(Stored records)
#####

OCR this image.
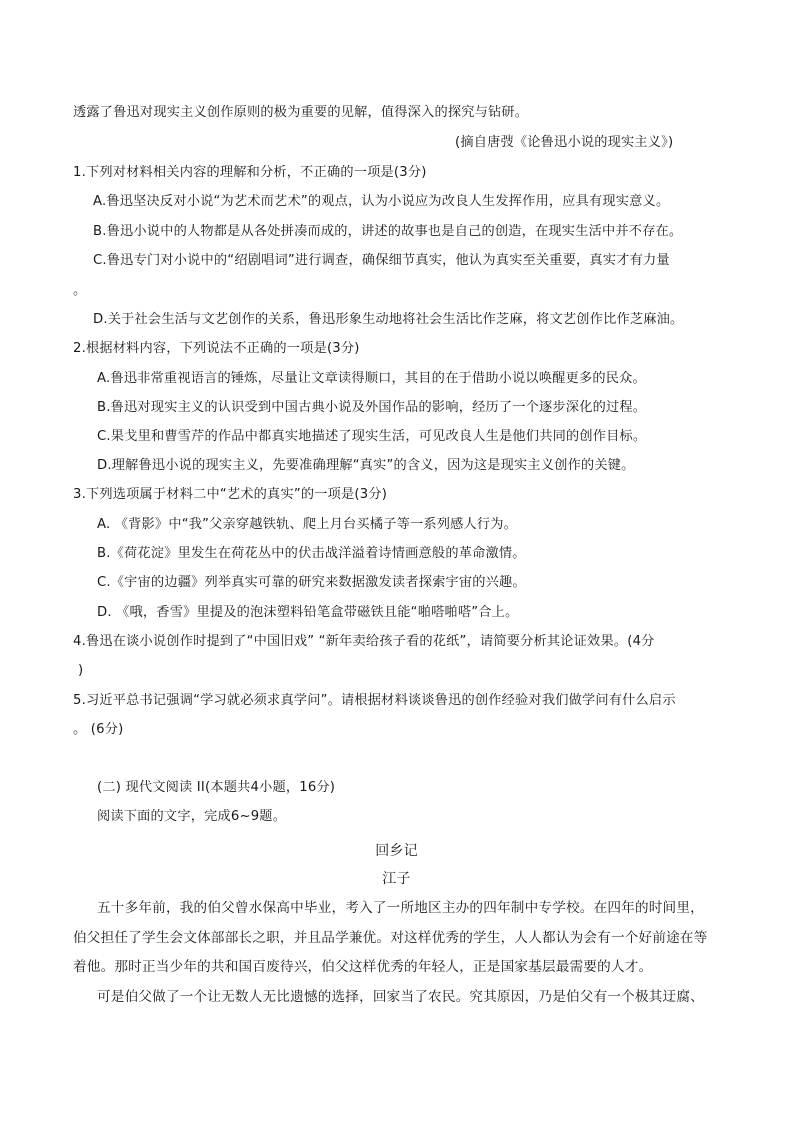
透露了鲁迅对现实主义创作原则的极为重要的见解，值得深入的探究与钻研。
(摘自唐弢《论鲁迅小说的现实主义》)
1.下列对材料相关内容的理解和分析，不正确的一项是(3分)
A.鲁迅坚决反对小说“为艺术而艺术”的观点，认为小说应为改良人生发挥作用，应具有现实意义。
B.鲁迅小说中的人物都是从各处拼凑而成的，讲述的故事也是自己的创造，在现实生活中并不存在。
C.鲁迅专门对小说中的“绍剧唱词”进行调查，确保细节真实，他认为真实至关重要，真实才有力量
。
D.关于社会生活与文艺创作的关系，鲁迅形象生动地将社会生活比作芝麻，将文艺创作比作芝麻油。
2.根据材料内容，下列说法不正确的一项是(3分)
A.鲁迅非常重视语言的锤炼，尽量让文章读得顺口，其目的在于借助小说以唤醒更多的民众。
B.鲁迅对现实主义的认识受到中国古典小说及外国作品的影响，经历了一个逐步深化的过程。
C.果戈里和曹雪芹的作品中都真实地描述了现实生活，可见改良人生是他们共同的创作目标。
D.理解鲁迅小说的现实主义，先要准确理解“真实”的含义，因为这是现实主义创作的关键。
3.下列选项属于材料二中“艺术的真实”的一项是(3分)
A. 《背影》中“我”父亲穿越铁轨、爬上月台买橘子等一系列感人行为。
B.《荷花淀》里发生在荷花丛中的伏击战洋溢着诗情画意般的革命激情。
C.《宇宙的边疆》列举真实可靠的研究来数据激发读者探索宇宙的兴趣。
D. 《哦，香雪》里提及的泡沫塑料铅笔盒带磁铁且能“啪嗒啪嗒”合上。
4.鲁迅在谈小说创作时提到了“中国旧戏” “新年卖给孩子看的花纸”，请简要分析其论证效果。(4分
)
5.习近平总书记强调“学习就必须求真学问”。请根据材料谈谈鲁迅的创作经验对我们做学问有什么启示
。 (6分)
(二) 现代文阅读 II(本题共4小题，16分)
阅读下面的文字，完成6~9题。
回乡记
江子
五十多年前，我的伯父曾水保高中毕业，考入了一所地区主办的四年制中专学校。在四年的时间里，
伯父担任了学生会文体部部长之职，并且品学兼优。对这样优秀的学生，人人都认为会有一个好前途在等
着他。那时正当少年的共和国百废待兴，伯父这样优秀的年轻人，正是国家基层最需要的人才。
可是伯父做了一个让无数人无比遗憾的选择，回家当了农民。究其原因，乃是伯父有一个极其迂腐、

#####

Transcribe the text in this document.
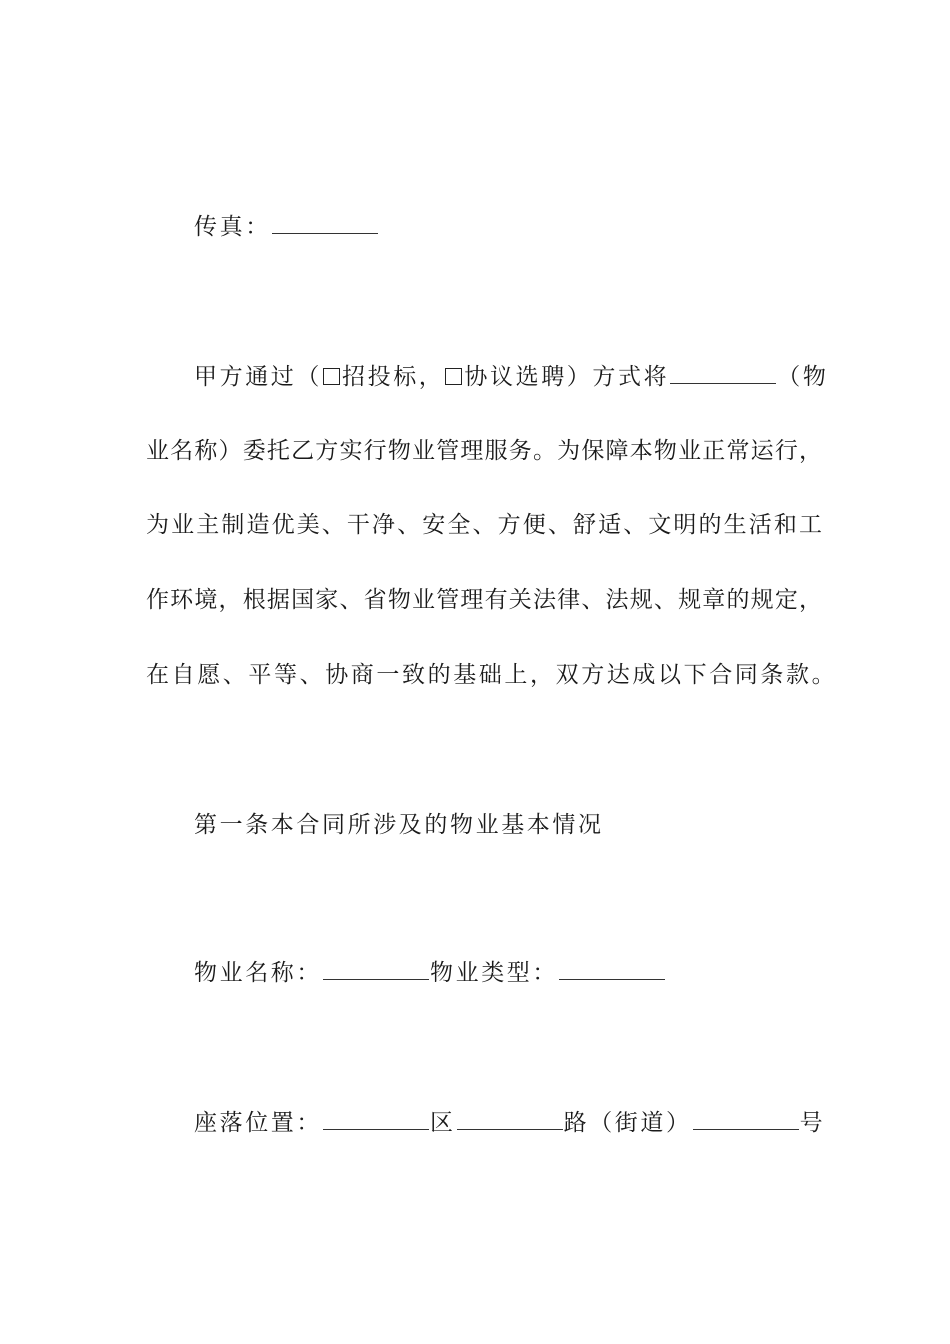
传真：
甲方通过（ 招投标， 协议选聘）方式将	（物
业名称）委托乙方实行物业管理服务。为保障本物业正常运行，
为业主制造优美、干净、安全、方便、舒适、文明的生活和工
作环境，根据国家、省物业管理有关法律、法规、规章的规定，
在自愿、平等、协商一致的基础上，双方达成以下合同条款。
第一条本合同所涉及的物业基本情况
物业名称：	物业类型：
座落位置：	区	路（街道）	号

#####

Copy out every line from the data above that has "this" in it.

OCR this image.
Transcribe the text in this document.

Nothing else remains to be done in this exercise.